But most important, what ensures survival in a zombie story are the progressive ideals of common cause and collective action. A small group of people from varying backgrounds are thrust together and find that they can transcend their differences of age, race, and gender (the typical band of survivors is a veritable United Nations of cultural diversity). They come to understand that if they're going to get out of this with their brains kept securely housed in their skulls and not travelling down some zombie's gullet, they've got to act as though they're all in it together. Surviving the tide of zombies requires community and mutual responsibility. What could be more progressive than that?

But the survivors rarely act as if they're "all in it together," as George Romero's movies make abundantly clear. The humans always turn on each other. By Land of the Dead, Romero was basically rooting for the zombies.

For a far more sophisticated and convincing take on the mostly left-wing politics of zombie cinema, look no further than Tim Cavanaugh's Reason classic "We the Living Dead":

From Night of the Living Dead to Homecoming (in which dead Iraq war veterans return from the grave to vote against the war), the zombie movie has been among the most consistently political forms in American popular culture. The politics tend to lean left, but zombie entertainment approaches a level of discontent more elemental than mere anti-capitalism or shopping mall burlesque. Apocalyptic and piously disdainful of the carnal realities of human life, zombie cinema is a shocking, uproarious meditation on the nature of death—on what, if anything, we owe to the dead.

(Items stored in a collection)
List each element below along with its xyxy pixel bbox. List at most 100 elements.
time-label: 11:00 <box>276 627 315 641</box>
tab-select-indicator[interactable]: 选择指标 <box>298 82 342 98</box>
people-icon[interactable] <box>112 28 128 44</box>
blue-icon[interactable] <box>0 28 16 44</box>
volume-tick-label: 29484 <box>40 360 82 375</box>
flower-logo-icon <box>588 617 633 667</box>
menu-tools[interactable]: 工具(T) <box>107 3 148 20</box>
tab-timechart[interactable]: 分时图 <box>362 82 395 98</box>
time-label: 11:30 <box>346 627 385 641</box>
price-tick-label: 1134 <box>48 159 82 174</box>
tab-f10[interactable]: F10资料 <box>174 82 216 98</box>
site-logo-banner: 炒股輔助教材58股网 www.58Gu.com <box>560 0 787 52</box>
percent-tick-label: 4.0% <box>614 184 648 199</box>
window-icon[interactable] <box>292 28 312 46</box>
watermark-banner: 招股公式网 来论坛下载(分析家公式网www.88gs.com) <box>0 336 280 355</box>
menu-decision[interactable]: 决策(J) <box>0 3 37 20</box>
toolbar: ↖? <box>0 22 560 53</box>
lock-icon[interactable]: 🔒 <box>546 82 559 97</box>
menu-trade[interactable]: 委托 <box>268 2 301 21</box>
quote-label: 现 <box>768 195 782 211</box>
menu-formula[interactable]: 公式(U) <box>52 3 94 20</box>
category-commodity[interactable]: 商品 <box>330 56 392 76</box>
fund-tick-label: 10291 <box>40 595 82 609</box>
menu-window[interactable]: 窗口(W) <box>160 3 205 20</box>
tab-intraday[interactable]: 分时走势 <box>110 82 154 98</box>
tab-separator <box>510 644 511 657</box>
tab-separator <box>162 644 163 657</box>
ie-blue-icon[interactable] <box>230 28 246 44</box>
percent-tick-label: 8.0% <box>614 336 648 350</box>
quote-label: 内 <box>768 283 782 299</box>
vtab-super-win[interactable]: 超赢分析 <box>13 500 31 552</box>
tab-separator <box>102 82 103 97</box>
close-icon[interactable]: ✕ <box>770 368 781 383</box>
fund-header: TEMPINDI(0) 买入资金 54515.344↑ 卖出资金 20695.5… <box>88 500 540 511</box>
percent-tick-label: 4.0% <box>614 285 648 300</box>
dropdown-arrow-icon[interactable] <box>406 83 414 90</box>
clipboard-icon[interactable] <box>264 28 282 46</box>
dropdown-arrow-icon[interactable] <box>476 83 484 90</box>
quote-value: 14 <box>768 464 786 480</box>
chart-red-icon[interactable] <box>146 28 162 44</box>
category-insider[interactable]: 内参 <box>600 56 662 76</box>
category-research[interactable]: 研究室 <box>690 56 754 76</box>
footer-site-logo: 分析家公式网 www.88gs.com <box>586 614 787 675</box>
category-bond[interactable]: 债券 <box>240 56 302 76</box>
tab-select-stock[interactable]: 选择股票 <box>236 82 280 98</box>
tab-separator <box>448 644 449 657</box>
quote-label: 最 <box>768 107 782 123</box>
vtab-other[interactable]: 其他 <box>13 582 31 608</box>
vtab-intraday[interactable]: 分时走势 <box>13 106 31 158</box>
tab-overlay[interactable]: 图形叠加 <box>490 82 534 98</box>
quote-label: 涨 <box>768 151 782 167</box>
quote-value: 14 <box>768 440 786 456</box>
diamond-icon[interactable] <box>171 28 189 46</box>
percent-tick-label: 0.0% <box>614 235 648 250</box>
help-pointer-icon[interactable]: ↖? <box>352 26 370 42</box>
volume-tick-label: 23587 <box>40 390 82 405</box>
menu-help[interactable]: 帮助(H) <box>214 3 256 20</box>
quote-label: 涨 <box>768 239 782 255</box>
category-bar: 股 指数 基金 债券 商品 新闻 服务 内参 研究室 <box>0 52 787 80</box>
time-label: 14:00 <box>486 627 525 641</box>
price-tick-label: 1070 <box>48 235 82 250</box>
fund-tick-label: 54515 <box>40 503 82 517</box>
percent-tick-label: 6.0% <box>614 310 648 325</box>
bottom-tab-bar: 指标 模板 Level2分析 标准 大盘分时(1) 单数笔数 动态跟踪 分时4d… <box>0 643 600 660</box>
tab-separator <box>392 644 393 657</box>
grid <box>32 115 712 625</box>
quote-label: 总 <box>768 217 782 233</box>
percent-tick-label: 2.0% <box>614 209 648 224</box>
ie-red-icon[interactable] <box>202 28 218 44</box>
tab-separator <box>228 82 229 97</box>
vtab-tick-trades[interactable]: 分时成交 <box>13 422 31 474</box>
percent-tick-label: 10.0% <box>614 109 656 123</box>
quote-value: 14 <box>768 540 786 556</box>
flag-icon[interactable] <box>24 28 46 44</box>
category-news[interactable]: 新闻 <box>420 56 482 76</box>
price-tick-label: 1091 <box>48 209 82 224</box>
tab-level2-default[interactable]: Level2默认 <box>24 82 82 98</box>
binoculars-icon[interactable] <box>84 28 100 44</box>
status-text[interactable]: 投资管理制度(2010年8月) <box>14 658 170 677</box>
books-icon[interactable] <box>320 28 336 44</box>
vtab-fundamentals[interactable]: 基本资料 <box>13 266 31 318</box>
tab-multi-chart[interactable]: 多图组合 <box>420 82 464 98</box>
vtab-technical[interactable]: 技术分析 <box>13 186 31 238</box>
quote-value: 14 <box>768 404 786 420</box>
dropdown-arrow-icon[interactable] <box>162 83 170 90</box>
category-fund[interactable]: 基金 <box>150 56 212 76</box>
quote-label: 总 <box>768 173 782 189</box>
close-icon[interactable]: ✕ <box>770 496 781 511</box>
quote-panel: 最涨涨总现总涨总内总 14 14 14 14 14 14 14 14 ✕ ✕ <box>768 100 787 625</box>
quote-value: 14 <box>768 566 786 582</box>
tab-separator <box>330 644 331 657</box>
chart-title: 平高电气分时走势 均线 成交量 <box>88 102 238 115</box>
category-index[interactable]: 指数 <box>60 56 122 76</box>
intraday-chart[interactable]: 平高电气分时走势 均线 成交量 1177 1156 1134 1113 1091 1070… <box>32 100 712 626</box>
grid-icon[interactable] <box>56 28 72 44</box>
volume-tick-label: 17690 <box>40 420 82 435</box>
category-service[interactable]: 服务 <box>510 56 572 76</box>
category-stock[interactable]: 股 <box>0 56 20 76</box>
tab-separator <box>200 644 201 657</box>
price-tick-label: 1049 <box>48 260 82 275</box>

▶ EXERCISE DIRECTIONS: According to the page extract on zombie cinema, what happens in Homecoming? None of the entries are needed here.

▶ FULL RESPONSE: Dead Iraq war veterans return from the grave to vote against the war.